■ Work instructions
Copy each line holding the string "this".

• • • •

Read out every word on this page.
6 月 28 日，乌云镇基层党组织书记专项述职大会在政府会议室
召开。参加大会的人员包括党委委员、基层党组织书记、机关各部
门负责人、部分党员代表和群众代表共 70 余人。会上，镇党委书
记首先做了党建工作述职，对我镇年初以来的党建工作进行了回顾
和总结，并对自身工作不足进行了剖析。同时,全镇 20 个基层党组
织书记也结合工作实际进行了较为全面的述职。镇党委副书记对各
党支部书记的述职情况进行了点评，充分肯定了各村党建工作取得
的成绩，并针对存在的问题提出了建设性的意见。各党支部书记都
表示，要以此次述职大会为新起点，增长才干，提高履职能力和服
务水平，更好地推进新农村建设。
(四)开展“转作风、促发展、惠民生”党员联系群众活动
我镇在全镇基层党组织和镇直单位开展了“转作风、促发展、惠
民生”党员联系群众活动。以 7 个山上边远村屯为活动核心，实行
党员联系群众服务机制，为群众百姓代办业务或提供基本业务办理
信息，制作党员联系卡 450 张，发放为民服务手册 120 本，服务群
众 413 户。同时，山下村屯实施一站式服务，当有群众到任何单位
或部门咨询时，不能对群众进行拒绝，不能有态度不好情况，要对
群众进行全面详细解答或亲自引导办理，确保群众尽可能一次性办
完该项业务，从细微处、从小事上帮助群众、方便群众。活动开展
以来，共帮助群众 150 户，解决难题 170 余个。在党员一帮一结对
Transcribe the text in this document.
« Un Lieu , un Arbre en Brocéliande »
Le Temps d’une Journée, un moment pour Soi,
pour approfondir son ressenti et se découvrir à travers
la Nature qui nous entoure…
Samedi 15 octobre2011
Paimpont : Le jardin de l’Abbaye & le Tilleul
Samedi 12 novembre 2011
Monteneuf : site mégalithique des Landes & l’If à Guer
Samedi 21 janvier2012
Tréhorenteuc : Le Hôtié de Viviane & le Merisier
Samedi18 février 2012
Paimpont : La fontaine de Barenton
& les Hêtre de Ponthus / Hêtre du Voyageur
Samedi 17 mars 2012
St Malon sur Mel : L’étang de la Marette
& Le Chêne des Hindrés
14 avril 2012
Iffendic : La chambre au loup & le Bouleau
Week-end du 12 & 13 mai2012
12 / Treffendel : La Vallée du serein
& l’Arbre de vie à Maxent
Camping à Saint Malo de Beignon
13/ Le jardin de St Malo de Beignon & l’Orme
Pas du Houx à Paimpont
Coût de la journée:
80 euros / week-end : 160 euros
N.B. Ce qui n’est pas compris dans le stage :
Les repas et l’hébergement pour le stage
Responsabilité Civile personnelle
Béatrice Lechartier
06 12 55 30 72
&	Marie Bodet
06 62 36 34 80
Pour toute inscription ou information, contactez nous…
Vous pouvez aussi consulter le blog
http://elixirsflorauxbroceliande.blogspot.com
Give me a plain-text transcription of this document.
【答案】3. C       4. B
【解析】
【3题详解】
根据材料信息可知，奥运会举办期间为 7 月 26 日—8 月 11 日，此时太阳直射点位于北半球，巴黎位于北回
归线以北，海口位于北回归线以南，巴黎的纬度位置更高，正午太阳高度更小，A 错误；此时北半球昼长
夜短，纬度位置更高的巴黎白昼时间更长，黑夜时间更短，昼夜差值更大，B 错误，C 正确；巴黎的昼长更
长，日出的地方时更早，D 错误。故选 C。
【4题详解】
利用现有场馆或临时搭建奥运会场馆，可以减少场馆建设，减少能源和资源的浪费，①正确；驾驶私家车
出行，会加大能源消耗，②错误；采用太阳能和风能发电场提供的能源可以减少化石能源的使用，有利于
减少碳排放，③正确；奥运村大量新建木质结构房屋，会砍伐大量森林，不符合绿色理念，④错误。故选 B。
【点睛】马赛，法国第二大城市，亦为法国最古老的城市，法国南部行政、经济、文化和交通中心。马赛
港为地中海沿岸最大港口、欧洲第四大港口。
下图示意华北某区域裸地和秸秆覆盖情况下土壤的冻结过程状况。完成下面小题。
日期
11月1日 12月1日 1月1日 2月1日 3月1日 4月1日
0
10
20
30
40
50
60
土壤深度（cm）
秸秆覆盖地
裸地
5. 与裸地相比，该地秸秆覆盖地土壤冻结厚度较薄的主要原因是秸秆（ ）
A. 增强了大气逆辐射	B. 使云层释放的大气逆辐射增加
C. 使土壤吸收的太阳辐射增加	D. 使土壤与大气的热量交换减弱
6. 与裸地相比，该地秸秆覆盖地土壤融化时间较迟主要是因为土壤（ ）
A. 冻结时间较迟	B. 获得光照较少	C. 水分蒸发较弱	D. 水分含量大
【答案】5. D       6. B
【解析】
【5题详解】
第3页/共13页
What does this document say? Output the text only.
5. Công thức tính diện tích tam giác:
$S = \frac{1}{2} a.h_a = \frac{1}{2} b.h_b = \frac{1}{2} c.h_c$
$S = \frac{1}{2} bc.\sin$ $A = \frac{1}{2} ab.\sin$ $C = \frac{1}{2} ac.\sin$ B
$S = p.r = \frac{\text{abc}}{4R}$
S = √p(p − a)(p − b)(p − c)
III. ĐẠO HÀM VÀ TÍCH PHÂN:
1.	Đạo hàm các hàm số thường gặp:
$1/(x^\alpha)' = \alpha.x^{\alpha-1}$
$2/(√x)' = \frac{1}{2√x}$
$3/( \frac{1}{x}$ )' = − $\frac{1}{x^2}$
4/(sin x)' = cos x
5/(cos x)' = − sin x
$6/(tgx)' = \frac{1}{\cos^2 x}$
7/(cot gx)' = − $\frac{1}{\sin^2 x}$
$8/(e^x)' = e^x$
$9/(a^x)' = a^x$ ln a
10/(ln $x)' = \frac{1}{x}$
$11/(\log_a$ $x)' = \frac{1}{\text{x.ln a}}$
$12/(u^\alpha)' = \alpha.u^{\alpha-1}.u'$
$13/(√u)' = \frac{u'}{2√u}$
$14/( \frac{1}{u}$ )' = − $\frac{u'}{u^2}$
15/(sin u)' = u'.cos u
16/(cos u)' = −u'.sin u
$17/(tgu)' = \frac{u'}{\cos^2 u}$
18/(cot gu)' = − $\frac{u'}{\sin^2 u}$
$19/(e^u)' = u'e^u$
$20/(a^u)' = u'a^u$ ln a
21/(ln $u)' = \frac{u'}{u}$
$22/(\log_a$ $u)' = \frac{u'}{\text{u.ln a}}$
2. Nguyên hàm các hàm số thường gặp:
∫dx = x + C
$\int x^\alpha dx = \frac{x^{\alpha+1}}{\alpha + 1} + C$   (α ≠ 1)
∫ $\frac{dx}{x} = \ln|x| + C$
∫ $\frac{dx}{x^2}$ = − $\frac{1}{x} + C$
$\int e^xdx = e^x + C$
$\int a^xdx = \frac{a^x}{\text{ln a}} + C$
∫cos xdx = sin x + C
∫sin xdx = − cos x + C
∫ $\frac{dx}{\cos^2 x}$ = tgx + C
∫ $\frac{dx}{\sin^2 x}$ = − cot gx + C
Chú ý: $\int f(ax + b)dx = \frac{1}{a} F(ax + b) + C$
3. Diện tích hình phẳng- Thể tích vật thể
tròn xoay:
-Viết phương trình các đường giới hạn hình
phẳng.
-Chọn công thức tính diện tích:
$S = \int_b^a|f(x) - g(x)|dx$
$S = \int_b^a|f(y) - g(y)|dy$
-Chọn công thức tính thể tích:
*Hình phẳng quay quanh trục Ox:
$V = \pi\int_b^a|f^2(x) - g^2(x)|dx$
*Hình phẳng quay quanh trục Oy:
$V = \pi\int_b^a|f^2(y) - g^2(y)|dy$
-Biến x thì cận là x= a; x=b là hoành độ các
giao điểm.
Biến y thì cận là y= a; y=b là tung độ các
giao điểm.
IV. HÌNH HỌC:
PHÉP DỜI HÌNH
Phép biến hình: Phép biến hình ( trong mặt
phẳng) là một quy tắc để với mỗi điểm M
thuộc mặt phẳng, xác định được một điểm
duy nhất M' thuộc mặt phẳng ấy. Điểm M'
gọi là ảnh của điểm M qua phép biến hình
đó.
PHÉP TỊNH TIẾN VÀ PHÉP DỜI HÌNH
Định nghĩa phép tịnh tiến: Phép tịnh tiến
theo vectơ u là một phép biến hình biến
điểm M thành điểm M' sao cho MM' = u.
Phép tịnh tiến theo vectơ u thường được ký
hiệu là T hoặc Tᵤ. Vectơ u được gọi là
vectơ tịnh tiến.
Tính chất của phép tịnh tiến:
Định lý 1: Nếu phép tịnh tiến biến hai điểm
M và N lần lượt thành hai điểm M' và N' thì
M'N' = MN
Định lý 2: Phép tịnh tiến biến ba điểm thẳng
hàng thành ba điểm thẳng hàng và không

• • • •

■ Output
Read out every word on this page.
Transcribe the text in this document.
Give me a plain-text transcription of this document.
What does this document say? Output the text only.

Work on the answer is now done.